Data entries
══════════

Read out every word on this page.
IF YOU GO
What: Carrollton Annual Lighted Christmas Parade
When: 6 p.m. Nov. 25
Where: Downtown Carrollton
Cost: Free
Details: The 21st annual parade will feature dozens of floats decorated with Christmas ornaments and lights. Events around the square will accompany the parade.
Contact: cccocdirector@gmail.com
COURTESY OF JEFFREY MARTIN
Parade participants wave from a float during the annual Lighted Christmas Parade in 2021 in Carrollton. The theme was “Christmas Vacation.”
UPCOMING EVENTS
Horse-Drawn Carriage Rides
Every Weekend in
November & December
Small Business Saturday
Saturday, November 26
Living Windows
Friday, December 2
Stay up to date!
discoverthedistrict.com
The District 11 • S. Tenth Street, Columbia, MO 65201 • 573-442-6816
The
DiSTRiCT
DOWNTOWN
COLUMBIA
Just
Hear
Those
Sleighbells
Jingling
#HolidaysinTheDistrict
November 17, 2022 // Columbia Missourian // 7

══════════

| Exercise objective |
Using the data above, copy each line that contains "November".

| Final result |
November & December
Saturday, November 26
November 17, 2022 // Columbia Missourian // 7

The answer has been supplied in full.